Render the material's lines as a JSON list of strings, one string per line. Start at the line containing "x-axis-label: 2018 <box>222 429 258 446</box>", end at the line containing "export-value-point[interactable] <box>618 224", include both, and omit any blank lines.

^^^^

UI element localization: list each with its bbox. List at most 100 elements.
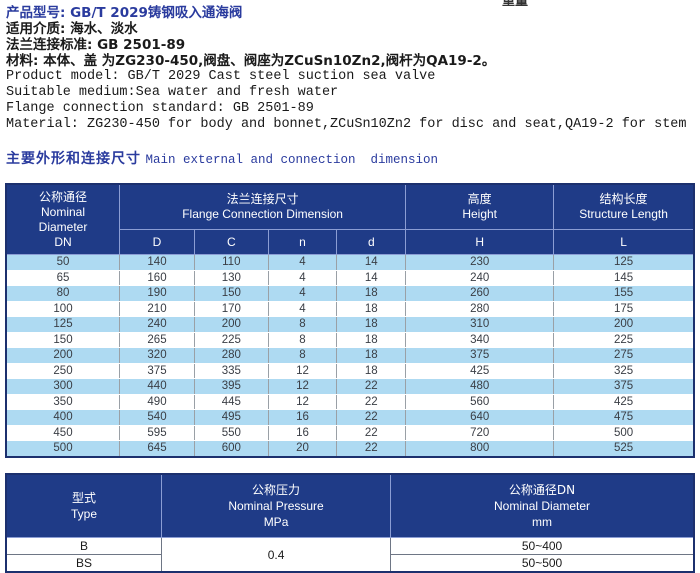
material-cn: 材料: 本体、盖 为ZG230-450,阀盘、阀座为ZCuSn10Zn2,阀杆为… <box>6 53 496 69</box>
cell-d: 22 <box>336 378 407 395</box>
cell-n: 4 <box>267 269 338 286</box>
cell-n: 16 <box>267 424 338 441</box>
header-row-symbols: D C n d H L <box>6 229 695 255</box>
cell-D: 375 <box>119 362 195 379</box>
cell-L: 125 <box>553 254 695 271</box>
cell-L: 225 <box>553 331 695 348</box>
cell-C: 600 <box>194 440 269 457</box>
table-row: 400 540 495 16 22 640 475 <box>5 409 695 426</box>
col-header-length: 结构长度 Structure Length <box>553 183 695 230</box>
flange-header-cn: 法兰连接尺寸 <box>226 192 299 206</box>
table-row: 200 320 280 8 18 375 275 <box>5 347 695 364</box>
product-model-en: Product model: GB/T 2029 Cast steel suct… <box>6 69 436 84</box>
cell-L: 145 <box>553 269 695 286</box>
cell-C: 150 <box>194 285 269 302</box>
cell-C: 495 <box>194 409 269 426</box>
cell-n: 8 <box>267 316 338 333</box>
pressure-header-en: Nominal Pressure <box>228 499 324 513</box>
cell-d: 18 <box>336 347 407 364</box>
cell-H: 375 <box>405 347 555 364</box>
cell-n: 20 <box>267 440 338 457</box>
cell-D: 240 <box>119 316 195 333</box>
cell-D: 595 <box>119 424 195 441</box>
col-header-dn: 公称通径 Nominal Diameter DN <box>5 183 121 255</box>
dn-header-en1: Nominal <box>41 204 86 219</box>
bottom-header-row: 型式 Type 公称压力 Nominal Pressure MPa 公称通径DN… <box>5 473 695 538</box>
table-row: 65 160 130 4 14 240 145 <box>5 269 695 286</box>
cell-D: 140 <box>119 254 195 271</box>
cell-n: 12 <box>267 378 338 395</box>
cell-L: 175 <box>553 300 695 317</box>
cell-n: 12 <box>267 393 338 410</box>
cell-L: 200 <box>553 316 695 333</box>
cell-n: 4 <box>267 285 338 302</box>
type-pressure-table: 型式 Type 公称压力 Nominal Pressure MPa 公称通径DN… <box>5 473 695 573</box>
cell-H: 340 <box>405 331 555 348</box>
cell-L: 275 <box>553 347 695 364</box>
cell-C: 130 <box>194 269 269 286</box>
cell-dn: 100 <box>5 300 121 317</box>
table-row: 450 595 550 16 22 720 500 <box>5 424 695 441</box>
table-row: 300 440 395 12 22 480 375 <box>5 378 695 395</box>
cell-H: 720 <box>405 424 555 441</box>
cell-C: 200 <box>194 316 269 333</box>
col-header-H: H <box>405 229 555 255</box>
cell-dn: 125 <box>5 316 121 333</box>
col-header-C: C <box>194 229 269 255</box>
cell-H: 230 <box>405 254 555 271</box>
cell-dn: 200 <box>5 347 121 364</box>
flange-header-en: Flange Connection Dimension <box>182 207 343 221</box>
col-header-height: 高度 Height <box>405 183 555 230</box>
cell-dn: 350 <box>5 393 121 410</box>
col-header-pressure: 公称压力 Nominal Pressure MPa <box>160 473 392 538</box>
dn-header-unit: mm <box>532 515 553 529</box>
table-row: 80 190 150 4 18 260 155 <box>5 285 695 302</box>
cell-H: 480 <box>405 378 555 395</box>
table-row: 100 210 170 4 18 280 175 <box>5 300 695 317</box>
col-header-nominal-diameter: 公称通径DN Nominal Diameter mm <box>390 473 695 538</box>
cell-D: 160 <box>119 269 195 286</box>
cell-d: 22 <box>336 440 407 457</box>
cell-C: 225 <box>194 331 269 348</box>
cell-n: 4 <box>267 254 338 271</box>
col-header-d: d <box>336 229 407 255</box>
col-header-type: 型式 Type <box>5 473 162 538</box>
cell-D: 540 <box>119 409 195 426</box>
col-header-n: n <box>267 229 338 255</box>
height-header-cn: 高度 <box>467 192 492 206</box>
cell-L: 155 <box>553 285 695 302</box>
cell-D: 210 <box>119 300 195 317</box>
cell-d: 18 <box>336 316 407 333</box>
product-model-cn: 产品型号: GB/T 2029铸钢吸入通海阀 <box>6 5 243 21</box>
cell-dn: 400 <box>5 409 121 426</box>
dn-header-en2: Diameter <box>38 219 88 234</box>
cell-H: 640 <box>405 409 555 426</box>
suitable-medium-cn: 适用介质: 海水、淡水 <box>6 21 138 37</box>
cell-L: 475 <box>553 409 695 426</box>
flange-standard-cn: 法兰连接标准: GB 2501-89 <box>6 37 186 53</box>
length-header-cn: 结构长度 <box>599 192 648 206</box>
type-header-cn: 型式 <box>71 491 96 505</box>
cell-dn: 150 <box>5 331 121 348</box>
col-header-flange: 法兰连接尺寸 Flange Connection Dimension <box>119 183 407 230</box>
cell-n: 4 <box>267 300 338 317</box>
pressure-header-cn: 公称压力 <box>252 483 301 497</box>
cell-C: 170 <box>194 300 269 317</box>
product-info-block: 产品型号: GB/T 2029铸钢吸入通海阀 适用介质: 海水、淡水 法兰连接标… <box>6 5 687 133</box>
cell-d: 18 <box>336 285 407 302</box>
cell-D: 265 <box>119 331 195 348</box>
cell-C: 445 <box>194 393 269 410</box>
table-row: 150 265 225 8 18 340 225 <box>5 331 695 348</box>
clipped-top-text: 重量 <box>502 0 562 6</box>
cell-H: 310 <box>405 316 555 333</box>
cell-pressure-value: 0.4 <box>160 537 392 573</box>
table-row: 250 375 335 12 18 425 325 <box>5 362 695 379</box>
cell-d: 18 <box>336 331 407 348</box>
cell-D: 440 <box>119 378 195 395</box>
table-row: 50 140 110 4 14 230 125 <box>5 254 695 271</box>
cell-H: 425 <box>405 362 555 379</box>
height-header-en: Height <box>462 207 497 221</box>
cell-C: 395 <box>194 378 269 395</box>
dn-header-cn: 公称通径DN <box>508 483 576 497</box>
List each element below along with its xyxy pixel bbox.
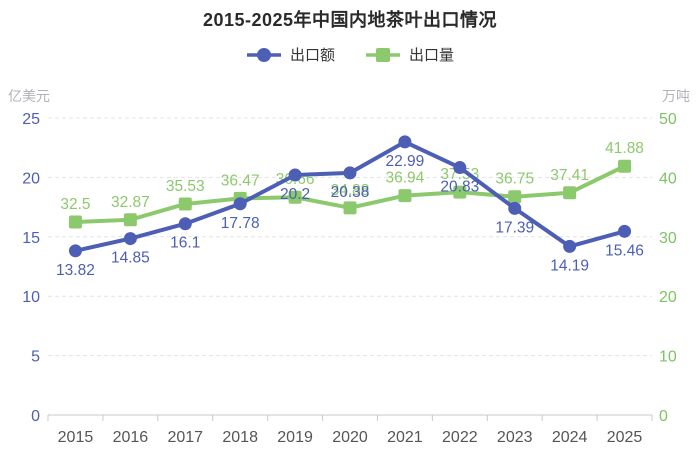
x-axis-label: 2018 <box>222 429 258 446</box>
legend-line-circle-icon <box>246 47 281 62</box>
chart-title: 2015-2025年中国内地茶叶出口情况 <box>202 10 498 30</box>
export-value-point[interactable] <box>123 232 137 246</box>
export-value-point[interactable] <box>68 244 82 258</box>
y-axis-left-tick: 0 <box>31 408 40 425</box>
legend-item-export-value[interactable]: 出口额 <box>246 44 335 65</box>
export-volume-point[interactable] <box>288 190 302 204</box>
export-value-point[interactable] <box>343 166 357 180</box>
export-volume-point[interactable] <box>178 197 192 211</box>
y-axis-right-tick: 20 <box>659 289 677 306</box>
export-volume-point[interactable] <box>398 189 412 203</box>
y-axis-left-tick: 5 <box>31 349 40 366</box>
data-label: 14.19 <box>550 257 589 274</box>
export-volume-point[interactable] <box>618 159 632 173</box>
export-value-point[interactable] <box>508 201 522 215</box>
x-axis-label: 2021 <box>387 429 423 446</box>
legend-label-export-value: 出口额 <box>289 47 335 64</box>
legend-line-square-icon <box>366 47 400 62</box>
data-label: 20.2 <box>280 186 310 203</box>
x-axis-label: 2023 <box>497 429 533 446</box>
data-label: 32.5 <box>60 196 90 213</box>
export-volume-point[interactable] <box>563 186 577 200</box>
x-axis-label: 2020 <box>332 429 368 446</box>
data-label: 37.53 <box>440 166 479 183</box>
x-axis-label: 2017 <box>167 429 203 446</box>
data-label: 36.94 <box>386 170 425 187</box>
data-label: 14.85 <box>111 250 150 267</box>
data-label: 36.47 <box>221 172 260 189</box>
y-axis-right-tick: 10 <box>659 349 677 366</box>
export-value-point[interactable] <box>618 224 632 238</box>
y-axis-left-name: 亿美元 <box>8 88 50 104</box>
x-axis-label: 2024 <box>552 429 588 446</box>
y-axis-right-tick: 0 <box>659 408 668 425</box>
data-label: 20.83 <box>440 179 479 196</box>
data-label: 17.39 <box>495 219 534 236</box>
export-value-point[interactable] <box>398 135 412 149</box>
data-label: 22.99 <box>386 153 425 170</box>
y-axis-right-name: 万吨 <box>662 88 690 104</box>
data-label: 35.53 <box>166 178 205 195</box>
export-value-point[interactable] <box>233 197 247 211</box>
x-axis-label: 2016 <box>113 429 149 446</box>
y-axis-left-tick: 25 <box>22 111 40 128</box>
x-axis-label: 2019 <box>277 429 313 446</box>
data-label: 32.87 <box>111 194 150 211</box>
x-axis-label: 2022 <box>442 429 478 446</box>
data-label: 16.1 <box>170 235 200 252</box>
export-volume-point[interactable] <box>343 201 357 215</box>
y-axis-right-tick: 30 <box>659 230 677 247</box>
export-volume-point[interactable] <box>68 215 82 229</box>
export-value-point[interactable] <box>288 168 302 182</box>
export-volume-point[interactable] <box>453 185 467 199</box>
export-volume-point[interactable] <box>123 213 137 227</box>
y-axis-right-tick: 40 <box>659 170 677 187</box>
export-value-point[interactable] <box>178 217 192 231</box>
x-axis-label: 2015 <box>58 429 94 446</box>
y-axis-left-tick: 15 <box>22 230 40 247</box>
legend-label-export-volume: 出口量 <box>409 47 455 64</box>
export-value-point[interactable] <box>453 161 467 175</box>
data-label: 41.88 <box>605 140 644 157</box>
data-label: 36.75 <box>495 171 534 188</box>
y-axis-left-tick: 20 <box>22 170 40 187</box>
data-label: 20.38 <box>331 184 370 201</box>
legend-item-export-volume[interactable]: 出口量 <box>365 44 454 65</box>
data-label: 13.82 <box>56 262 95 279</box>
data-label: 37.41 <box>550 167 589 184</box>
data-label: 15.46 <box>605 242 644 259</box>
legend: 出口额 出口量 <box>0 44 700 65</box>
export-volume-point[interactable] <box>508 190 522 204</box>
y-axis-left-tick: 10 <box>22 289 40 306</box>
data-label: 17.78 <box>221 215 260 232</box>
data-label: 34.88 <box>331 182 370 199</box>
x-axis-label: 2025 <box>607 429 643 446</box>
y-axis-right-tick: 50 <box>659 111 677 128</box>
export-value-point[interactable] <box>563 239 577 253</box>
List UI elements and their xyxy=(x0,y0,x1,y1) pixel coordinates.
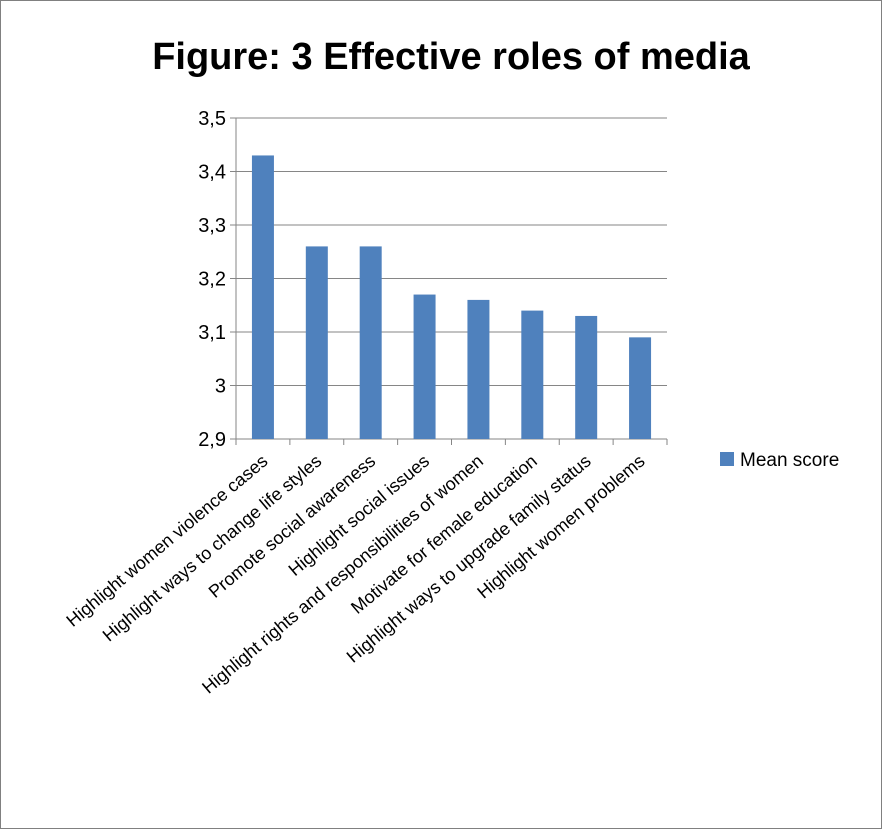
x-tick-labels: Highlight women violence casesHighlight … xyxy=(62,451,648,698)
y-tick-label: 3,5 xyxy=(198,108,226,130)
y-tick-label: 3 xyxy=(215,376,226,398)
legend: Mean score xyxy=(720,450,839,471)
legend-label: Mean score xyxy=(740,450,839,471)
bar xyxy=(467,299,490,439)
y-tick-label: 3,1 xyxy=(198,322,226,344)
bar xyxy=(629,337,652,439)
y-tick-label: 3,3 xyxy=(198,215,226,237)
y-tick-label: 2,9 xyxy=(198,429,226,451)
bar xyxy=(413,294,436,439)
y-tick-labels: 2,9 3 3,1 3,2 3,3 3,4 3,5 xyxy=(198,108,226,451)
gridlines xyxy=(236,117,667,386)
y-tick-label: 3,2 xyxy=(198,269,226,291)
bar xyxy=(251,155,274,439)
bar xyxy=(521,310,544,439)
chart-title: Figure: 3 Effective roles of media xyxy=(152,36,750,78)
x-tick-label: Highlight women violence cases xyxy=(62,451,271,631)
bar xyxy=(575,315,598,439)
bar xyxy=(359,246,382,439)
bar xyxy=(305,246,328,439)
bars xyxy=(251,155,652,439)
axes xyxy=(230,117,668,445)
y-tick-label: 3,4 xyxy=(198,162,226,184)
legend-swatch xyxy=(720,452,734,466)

^^^^

REPLY
[
  "x-axis-label: 2018 <box>222 429 258 446</box>",
  "legend-line-circle-icon <box>246 47 281 62</box>",
  "chart-title: 2015-2025年中国内地茶叶出口情况 <box>202 10 498 30</box>",
  "export-value-point[interactable] <box>123 232 137 246</box>",
  "export-value-point[interactable] <box>68 244 82 258</box>",
  "y-axis-left-tick: 0 <box>31 408 40 425</box>",
  "legend-item-export-value[interactable]: 出口额 <box>246 44 335 65</box>",
  "export-volume-point[interactable] <box>288 190 302 204</box>",
  "export-value-point[interactable] <box>343 166 357 180</box>",
  "export-volume-point[interactable] <box>178 197 192 211</box>",
  "y-axis-right-tick: 20 <box>659 289 677 306</box>",
  "export-volume-point[interactable] <box>398 189 412 203</box>",
  "y-axis-left-tick: 5 <box>31 349 40 366</box>",
  "data-label: 14.19 <box>550 257 589 274</box>",
  "export-volume-point[interactable] <box>618 159 632 173</box>",
  "export-value-point[interactable] <box>508 201 522 215</box>",
  "x-axis-label: 2021 <box>387 429 423 446</box>",
  "legend-label-export-value: 出口额 <box>289 47 335 64</box>",
  "legend-line-square-icon <box>366 47 400 62</box>",
  "data-label: 20.2 <box>280 186 310 203</box>",
  "x-axis-label: 2023 <box>497 429 533 446</box>",
  "data-label: 32.5 <box>60 196 90 213</box>",
  "export-volume-point[interactable] <box>563 186 577 200</box>",
  "x-axis-label: 2020 <box>332 429 368 446</box>",
  "data-label: 37.53 <box>440 166 479 183</box>",
  "x-axis-label: 2017 <box>167 429 203 446</box>",
  "data-label: 36.94 <box>386 170 425 187</box>",
  "data-label: 14.85 <box>111 250 150 267</box>",
  "data-label: 36.47 <box>221 172 260 189</box>",
  "y-axis-right-tick: 10 <box>659 349 677 366</box>",
  "export-value-point[interactable] <box>618 224 632 238</box>"
]